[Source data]
——————

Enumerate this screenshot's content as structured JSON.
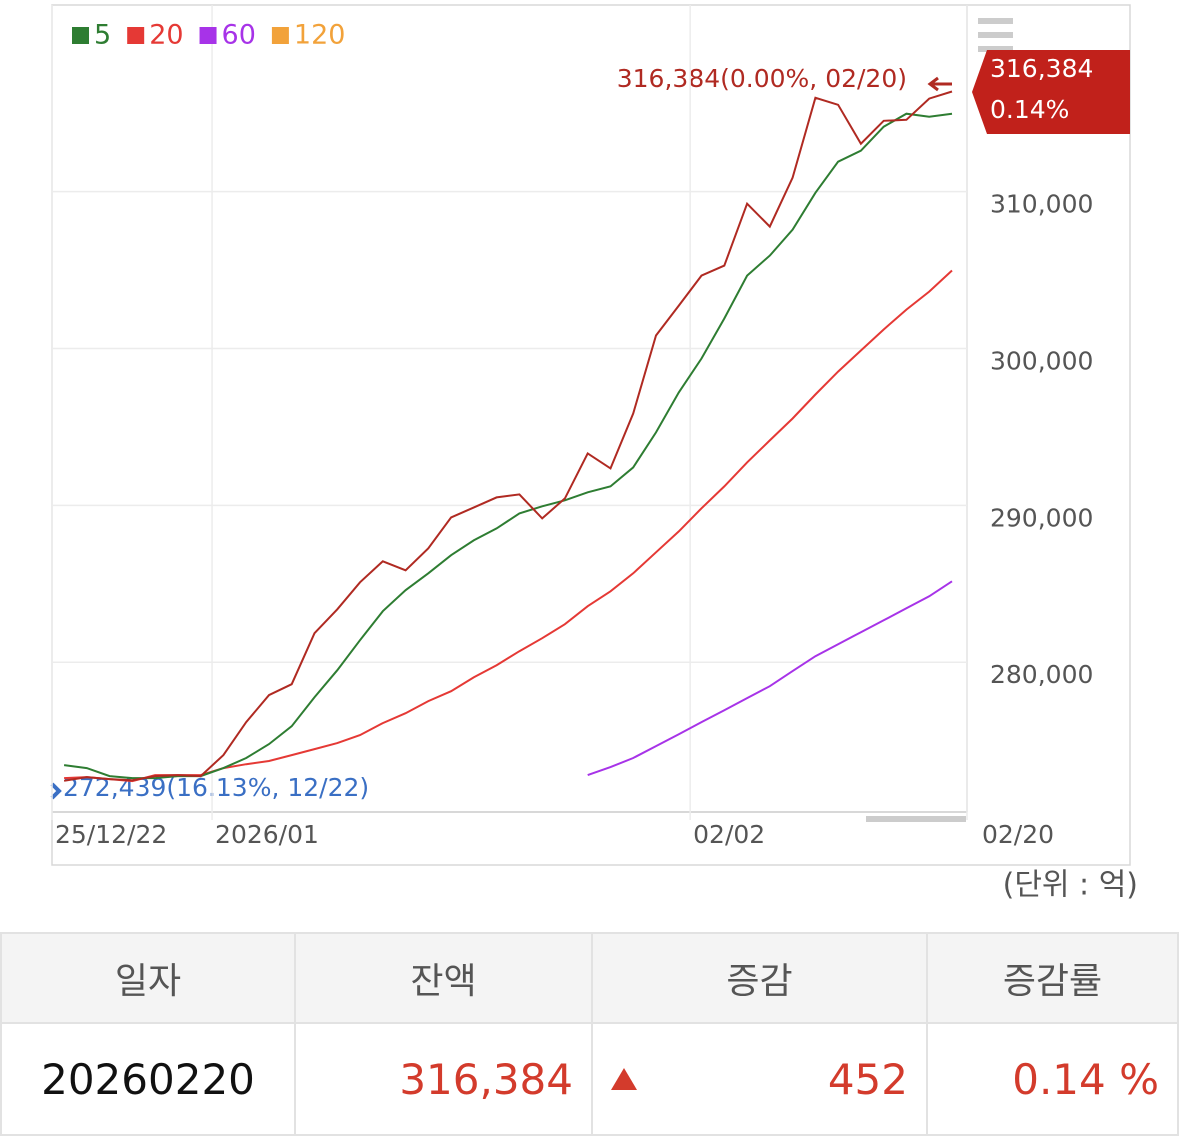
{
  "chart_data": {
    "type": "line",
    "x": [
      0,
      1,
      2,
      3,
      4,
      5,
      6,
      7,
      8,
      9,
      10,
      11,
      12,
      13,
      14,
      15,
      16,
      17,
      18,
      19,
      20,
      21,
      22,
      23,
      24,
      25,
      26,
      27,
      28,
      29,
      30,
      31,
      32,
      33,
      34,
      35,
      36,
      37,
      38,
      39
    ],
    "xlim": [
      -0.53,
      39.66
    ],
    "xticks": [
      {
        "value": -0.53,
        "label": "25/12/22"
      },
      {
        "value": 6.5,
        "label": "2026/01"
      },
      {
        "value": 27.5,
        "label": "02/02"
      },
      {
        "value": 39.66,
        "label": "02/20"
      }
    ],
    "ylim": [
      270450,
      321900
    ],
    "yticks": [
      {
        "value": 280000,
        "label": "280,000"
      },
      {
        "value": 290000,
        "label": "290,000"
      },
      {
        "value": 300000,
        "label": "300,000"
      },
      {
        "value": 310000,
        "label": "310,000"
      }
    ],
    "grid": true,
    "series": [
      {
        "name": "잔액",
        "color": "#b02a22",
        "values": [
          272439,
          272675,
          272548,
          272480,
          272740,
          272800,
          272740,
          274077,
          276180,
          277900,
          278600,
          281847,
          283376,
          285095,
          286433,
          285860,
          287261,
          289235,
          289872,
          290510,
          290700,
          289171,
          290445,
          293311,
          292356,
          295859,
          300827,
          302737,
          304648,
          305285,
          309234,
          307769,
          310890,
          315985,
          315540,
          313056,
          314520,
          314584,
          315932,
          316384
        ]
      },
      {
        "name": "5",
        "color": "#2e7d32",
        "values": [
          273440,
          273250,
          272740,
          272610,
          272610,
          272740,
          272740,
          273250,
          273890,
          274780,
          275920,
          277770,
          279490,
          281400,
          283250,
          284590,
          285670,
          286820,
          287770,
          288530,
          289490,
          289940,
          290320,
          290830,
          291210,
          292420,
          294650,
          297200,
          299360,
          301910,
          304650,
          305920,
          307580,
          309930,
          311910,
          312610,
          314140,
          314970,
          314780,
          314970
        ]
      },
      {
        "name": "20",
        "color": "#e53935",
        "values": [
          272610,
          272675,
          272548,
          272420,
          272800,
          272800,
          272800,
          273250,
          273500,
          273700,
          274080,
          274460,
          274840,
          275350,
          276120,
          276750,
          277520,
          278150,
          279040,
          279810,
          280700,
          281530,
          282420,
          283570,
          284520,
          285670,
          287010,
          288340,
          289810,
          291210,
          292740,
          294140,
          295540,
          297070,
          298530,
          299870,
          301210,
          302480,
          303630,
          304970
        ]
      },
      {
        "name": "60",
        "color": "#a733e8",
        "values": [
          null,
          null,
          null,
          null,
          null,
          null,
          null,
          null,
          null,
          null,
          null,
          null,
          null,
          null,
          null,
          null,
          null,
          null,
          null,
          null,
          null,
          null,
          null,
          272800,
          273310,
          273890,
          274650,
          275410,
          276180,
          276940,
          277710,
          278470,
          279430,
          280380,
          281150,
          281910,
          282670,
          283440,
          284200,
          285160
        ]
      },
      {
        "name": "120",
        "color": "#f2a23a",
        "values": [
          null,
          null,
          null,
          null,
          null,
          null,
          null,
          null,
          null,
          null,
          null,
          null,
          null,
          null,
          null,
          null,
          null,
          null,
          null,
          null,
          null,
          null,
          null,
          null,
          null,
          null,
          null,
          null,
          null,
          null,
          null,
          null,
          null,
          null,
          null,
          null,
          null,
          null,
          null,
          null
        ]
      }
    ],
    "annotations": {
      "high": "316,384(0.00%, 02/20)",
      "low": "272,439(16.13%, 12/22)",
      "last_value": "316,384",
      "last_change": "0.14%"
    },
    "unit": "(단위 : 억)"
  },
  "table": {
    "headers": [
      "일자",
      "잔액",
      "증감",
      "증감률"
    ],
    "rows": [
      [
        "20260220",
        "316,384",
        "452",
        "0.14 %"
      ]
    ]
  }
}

——————

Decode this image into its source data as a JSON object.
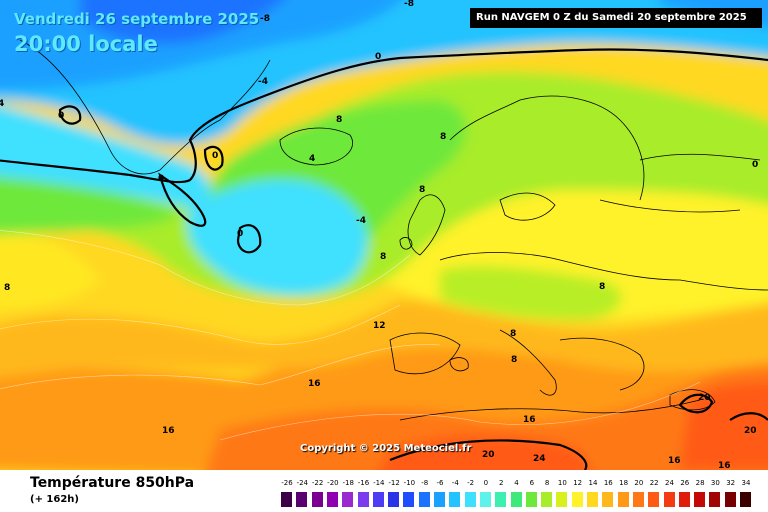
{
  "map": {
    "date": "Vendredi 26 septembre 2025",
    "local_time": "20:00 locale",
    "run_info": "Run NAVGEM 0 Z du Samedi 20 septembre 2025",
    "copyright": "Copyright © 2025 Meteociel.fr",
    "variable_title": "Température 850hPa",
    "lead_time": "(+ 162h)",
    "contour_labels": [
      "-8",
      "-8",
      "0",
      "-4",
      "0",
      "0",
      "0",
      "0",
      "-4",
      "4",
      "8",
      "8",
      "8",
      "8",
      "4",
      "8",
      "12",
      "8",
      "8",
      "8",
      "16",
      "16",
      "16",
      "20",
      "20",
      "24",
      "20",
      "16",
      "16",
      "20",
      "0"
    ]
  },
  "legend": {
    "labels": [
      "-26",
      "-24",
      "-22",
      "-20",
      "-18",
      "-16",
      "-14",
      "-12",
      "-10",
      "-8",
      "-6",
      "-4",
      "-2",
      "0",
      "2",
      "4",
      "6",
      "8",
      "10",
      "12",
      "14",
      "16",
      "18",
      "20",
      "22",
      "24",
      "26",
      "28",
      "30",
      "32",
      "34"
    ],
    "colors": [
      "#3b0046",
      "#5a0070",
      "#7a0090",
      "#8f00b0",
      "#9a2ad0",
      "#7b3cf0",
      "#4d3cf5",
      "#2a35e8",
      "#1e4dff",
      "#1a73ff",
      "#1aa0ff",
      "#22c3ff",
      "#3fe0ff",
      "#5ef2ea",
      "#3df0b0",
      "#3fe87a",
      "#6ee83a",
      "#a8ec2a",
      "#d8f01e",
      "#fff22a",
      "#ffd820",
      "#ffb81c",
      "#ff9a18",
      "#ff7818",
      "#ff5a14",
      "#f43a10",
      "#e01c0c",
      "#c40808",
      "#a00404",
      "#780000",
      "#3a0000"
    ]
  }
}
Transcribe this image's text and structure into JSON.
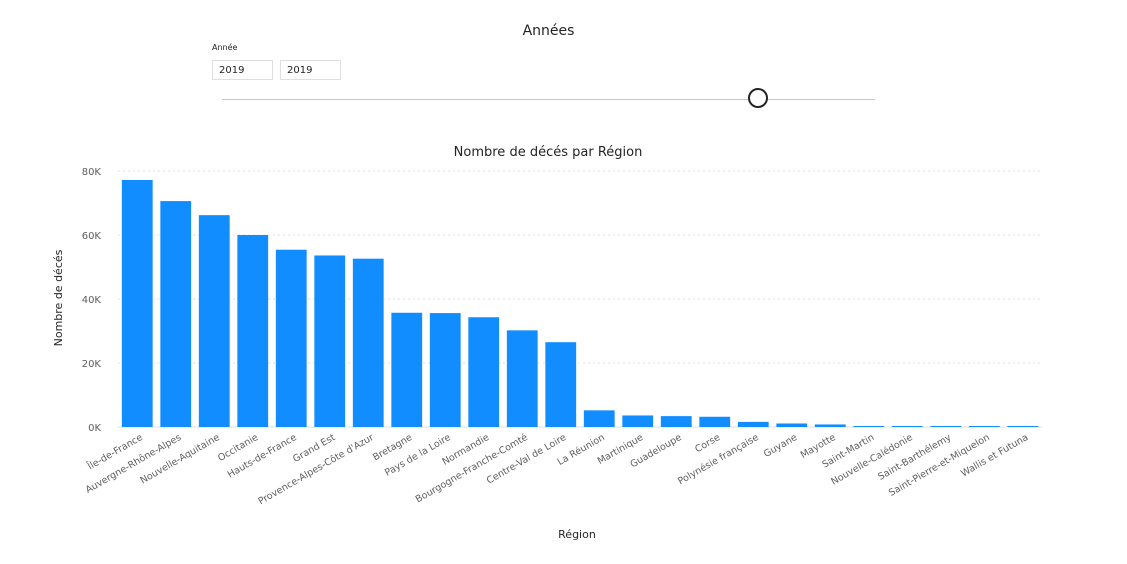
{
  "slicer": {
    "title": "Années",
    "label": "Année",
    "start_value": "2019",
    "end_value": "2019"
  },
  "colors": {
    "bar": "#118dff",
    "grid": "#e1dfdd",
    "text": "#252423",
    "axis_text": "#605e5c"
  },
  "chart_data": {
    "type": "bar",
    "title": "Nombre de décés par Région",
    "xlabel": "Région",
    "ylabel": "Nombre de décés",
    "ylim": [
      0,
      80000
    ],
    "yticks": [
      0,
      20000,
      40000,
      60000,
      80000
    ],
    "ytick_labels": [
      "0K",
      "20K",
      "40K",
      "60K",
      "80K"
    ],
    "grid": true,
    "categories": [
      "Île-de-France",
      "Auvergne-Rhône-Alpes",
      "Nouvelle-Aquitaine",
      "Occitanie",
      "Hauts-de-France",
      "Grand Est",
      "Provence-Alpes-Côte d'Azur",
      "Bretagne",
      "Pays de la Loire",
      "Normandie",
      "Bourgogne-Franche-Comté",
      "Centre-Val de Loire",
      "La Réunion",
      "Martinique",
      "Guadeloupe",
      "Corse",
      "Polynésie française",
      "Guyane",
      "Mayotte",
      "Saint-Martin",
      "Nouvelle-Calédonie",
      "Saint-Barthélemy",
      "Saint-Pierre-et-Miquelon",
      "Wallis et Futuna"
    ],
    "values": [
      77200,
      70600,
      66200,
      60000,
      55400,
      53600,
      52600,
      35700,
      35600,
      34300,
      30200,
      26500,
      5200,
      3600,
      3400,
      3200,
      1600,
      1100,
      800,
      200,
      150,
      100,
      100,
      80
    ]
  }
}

——————

[Description of the task]
From the data, pick out every line that includes "Nombre".

[Written response]
    "title": "Nombre de décés par Région",
    "ylabel": "Nombre de décés",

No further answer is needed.